Uruguay ‘keeper Muslera had a nervy opening game against Saudi Arabia and appeared no better for the run out. Cape Verde’s Kevin Pina looked in shock after his thirty-yard free-kick rolled through Uruguay’s disintegrating wall and past Muslera, who turned forty during the week. Muslera had a full three-to-five business days to make his mind up on Pina’s shot, only to mistime his dive and give Cape Verde a famous lead.
Yet two scrappy goals shortly before half-time meant Uruguay went in at the break with an unconvincing lead. They were well and truly in ‘nothing silly, lads’ territory, a dangerous place to be for a team with a penchant for silliness.
So when Mathias Olivera tried to play the ball across his own box without looking to see if anyone was around, teammate or otherwise, silliness arrived. Stray back passes are reasonably common in elite football. It happens. Defenders are expected to stop opposing attacks and build their own. But having received a daft yellow card only moments earlier, Olivera inadvertently passed the ball to Hélio Varela. Needing his goalkeeper to bail him out of trouble, old man Muslera was inexplicably hurtling towards the Cape Verde attacker, twenty yards out of his own goal and completely stranded, leaving his goal empty and ripe for an equaliser to make it 2-2.
“Organisational mistakes that a squad makes, they always fall upon the driver. And what I mean by that is the head coach,” Bielsa said in his post-match press conference. “Then you just ask me how can I fix it? In those situations, there is no magical recipe whatsoever to fix them. They are circumstances that happen in football. And it goes without saying, we paid a very high cost for those mistakes. It is so expensive to concede goals like the ones that we conceded.”
Bielsa may have made winger Agustin Canobbio play the role of ball boy in training, as alleged by Canobbio himself and Suarez in one of his public outcries, but he certainly didn’t make his goalkeeper run out of his goal stupidly to try and make up for his left-back booting the ball across the face of his own area. Muslera is, at least, a creaking old ‘keeper. Oliveira? Probably just rubbish, and not helped by missing defensive partners Jose Maria Gimenez and Ronald Araujo, both unfit.

REQUIRED TASK
In the Uruguay match report, to which Cape Verde player did Mathias Olivera inadvertently pass the ball? The rows that follow are not needed.

LISTING
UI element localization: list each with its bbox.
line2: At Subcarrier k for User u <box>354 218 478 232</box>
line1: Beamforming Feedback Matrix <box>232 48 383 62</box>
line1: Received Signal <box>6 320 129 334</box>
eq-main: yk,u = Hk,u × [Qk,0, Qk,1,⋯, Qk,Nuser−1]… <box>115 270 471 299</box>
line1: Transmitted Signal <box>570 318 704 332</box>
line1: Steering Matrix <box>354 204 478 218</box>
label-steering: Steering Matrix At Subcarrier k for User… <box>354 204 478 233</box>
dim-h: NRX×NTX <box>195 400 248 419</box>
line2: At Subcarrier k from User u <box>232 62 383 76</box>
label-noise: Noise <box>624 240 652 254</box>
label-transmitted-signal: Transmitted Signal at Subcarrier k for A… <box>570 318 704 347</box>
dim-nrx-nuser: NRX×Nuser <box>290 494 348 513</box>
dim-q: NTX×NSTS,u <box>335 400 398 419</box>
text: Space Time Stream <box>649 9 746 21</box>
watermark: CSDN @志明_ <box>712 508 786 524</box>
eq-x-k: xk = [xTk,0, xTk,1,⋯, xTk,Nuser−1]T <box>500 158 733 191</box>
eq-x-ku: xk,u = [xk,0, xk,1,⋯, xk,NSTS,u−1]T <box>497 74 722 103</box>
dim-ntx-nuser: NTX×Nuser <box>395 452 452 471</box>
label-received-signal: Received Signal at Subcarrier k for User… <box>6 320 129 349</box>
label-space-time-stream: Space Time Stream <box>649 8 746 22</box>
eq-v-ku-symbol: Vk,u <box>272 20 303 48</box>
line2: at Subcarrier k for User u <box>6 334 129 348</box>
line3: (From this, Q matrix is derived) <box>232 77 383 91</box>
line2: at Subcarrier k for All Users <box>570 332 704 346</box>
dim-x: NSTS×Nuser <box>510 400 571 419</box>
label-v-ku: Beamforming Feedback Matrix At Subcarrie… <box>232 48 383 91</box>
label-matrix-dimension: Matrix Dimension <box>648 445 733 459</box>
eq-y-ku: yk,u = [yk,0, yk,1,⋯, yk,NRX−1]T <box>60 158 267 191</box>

ANSWER TO THE TASK
Hélio Varela